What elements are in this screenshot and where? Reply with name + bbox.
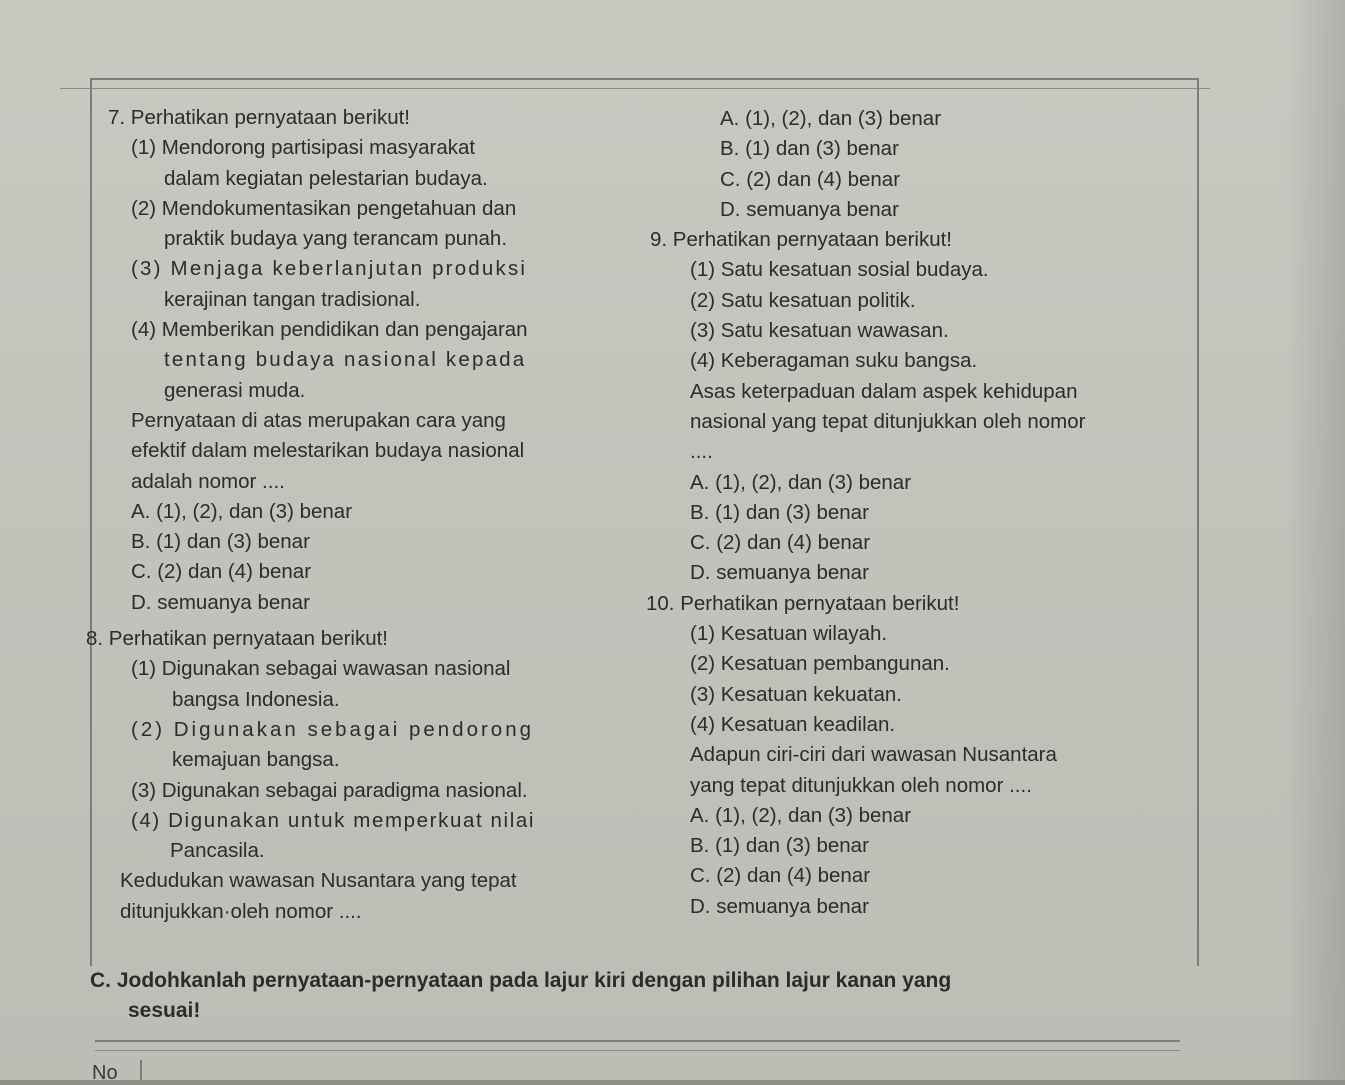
q10-question-line-2: yang tepat ditunjukkan oleh nomor .... (690, 773, 1032, 797)
table-top-rule (95, 1040, 1180, 1042)
q8-item-2-line-2: kemajuan bangsa. (172, 748, 340, 772)
q8-option-b: B. (1) dan (3) benar (720, 137, 899, 161)
section-c-instruction (90, 966, 1180, 1026)
q8-question-line-1: Kedudukan wawasan Nusantara yang tepat (120, 869, 517, 893)
q7-item-2-line-1: (2) Mendokumentasikan pengetahuan dan (131, 196, 517, 220)
q7-item-3-line-2: kerajinan tangan tradisional. (164, 287, 421, 311)
q8-intro: 8. Perhatikan pernyataan berikut! (86, 627, 388, 651)
q7-item-4-line-3: generasi muda. (164, 378, 306, 402)
q9-intro: 9. Perhatikan pernyataan berikut! (650, 228, 952, 252)
q7-question-line-3: adalah nomor .... (131, 469, 285, 493)
q10-item-1: (1) Kesatuan wilayah. (690, 622, 888, 646)
q9-option-a: A. (1), (2), dan (3) benar (690, 470, 912, 494)
q10-option-b: B. (1) dan (3) benar (690, 834, 869, 858)
q9-option-b: B. (1) dan (3) benar (690, 500, 869, 524)
q7-item-2-line-2: praktik budaya yang terancam punah. (164, 227, 508, 251)
q10-option-d: D. semuanya benar (690, 894, 869, 918)
q7-item-1-line-1: (1) Mendorong partisipasi masyarakat (131, 136, 476, 160)
q10-question-line-1: Adapun ciri-ciri dari wawasan Nusantara (690, 743, 1057, 767)
q9-question-line-2: nasional yang tepat ditunjukkan oleh nomor (690, 409, 1086, 433)
q8-item-2-line-1: (2) Digunakan sebagai pendorong (131, 717, 535, 741)
q7-item-4-line-1: (4) Memberikan pendidikan dan pengajaran (131, 318, 528, 342)
section-c-heading-cont: sesuai! (128, 999, 201, 1022)
q7-option-b: B. (1) dan (3) benar (131, 530, 310, 554)
q10-item-2: (2) Kesatuan pembangunan. (690, 652, 950, 676)
q8-option-c: C. (2) dan (4) benar (720, 167, 901, 191)
table-column-divider (140, 1060, 142, 1080)
q8-question-line-2: ditunjukkan·oleh nomor .... (120, 899, 362, 923)
q8-item-3-line-1: (3) Digunakan sebagai paradigma nasional. (131, 778, 528, 802)
q9-item-1: (1) Satu kesatuan sosial budaya. (690, 258, 989, 282)
q7-question-line-2: efektif dalam melestarikan budaya nasional (131, 439, 525, 463)
table-header-rule (95, 1050, 1180, 1051)
q7-option-d: D. semuanya benar (131, 590, 310, 614)
q8-item-1-line-1: (1) Digunakan sebagai wawasan nasional (131, 657, 511, 681)
q7-item-4-line-2: tentang budaya nasional kepada (164, 348, 527, 372)
q8-option-a: A. (1), (2), dan (3) benar (720, 107, 942, 130)
q9-option-c: C. (2) dan (4) benar (690, 531, 871, 555)
q8-item-4-line-1: (4) Digunakan untuk memperkuat nilai (131, 808, 535, 832)
q10-item-4: (4) Kesatuan keadilan. (690, 712, 896, 736)
q7-item-3-line-1: (3) Menjaga keberlanjutan produksi (131, 257, 528, 281)
q10-intro: 10. Perhatikan pernyataan berikut! (646, 591, 960, 615)
page-shadow (1285, 0, 1345, 1080)
right-column (646, 107, 1190, 922)
q8-item-1-line-2: bangsa Indonesia. (172, 687, 340, 711)
q7-option-a: A. (1), (2), dan (3) benar (131, 499, 353, 523)
q7-intro: 7. Perhatikan pernyataan berikut! (108, 106, 410, 129)
left-column (86, 103, 628, 927)
q9-item-2: (2) Satu kesatuan politik. (690, 288, 916, 312)
q10-option-a: A. (1), (2), dan (3) benar (690, 803, 912, 827)
q8-item-4-line-2: Pancasila. (170, 839, 265, 863)
q10-item-3: (3) Kesatuan kekuatan. (690, 682, 902, 706)
q7-option-c: C. (2) dan (4) benar (131, 560, 312, 584)
q7-item-1-line-2: dalam kegiatan pelestarian budaya. (164, 166, 488, 190)
q9-item-4: (4) Keberagaman suku bangsa. (690, 349, 978, 373)
q7-question-line-1: Pernyataan di atas merupakan cara yang (131, 408, 506, 432)
q10-option-c: C. (2) dan (4) benar (690, 864, 871, 888)
q9-item-3: (3) Satu kesatuan wawasan. (690, 319, 949, 343)
q9-option-d: D. semuanya benar (690, 561, 869, 585)
section-c-heading: C. Jodohkanlah pernyataan-pernyataan pada lajur kiri dengan pilihan lajur kanan yang (90, 969, 952, 992)
q9-question-line-3: .... (690, 440, 713, 464)
q9-question-line-1: Asas keterpaduan dalam aspek kehidupan (690, 379, 1078, 403)
table-header-no: No (92, 1062, 118, 1084)
q8-option-d: D. semuanya benar (720, 197, 899, 221)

### Work to complete
Retype all of the data above line for line, keeping every character unchanged, and leave out the picture.

### The reply
What elements are in this screenshot and where? Reply with name + bbox.
q10-question-line-2: yang tepat ditunjukkan oleh nomor .... (690, 773, 1032, 797)
table-top-rule (95, 1040, 1180, 1042)
q8-item-2-line-2: kemajuan bangsa. (172, 748, 340, 772)
q8-option-b: B. (1) dan (3) benar (720, 137, 899, 161)
section-c-instruction (90, 966, 1180, 1026)
q8-question-line-1: Kedudukan wawasan Nusantara yang tepat (120, 869, 517, 893)
q7-item-2-line-1: (2) Mendokumentasikan pengetahuan dan (131, 196, 517, 220)
q7-item-3-line-2: kerajinan tangan tradisional. (164, 287, 421, 311)
q8-intro: 8. Perhatikan pernyataan berikut! (86, 627, 388, 651)
q7-item-4-line-3: generasi muda. (164, 378, 306, 402)
q9-intro: 9. Perhatikan pernyataan berikut! (650, 228, 952, 252)
q7-question-line-3: adalah nomor .... (131, 469, 285, 493)
q10-item-1: (1) Kesatuan wilayah. (690, 622, 888, 646)
q9-option-a: A. (1), (2), dan (3) benar (690, 470, 912, 494)
q10-option-b: B. (1) dan (3) benar (690, 834, 869, 858)
q9-option-b: B. (1) dan (3) benar (690, 500, 869, 524)
q7-item-2-line-2: praktik budaya yang terancam punah. (164, 227, 508, 251)
q10-option-d: D. semuanya benar (690, 894, 869, 918)
q7-item-1-line-1: (1) Mendorong partisipasi masyarakat (131, 136, 476, 160)
q10-question-line-1: Adapun ciri-ciri dari wawasan Nusantara (690, 743, 1057, 767)
q9-question-line-2: nasional yang tepat ditunjukkan oleh nomor (690, 409, 1086, 433)
q8-item-2-line-1: (2) Digunakan sebagai pendorong (131, 717, 535, 741)
q7-item-4-line-1: (4) Memberikan pendidikan dan pengajaran (131, 318, 528, 342)
section-c-heading-cont: sesuai! (128, 999, 201, 1022)
q7-option-b: B. (1) dan (3) benar (131, 530, 310, 554)
q10-item-2: (2) Kesatuan pembangunan. (690, 652, 950, 676)
q8-option-c: C. (2) dan (4) benar (720, 167, 901, 191)
table-column-divider (140, 1060, 142, 1080)
q8-question-line-2: ditunjukkan·oleh nomor .... (120, 899, 362, 923)
q8-item-3-line-1: (3) Digunakan sebagai paradigma nasional. (131, 778, 528, 802)
q9-item-1: (1) Satu kesatuan sosial budaya. (690, 258, 989, 282)
q7-question-line-2: efektif dalam melestarikan budaya nasional (131, 439, 525, 463)
table-header-rule (95, 1050, 1180, 1051)
q7-option-d: D. semuanya benar (131, 590, 310, 614)
q8-item-1-line-1: (1) Digunakan sebagai wawasan nasional (131, 657, 511, 681)
q7-item-4-line-2: tentang budaya nasional kepada (164, 348, 527, 372)
q8-option-a: A. (1), (2), dan (3) benar (720, 107, 942, 130)
q9-option-c: C. (2) dan (4) benar (690, 531, 871, 555)
q8-item-4-line-1: (4) Digunakan untuk memperkuat nilai (131, 808, 535, 832)
q10-item-4: (4) Kesatuan keadilan. (690, 712, 896, 736)
q7-item-3-line-1: (3) Menjaga keberlanjutan produksi (131, 257, 528, 281)
q10-intro: 10. Perhatikan pernyataan berikut! (646, 591, 960, 615)
page-shadow (1285, 0, 1345, 1080)
right-column (646, 107, 1190, 922)
q8-item-1-line-2: bangsa Indonesia. (172, 687, 340, 711)
q7-option-a: A. (1), (2), dan (3) benar (131, 499, 353, 523)
q7-intro: 7. Perhatikan pernyataan berikut! (108, 106, 410, 129)
left-column (86, 103, 628, 927)
q9-item-2: (2) Satu kesatuan politik. (690, 288, 916, 312)
q10-option-a: A. (1), (2), dan (3) benar (690, 803, 912, 827)
q8-item-4-line-2: Pancasila. (170, 839, 265, 863)
q10-item-3: (3) Kesatuan kekuatan. (690, 682, 902, 706)
q7-option-c: C. (2) dan (4) benar (131, 560, 312, 584)
q7-item-1-line-2: dalam kegiatan pelestarian budaya. (164, 166, 488, 190)
q9-item-4: (4) Keberagaman suku bangsa. (690, 349, 978, 373)
q7-question-line-1: Pernyataan di atas merupakan cara yang (131, 408, 506, 432)
q10-option-c: C. (2) dan (4) benar (690, 864, 871, 888)
q9-item-3: (3) Satu kesatuan wawasan. (690, 319, 949, 343)
q9-option-d: D. semuanya benar (690, 561, 869, 585)
section-c-heading: C. Jodohkanlah pernyataan-pernyataan pada lajur kiri dengan pilihan lajur kanan yang (90, 969, 952, 992)
q9-question-line-3: .... (690, 440, 713, 464)
q9-question-line-1: Asas keterpaduan dalam aspek kehidupan (690, 379, 1078, 403)
table-header-no: No (92, 1062, 118, 1084)
q8-option-d: D. semuanya benar (720, 197, 899, 221)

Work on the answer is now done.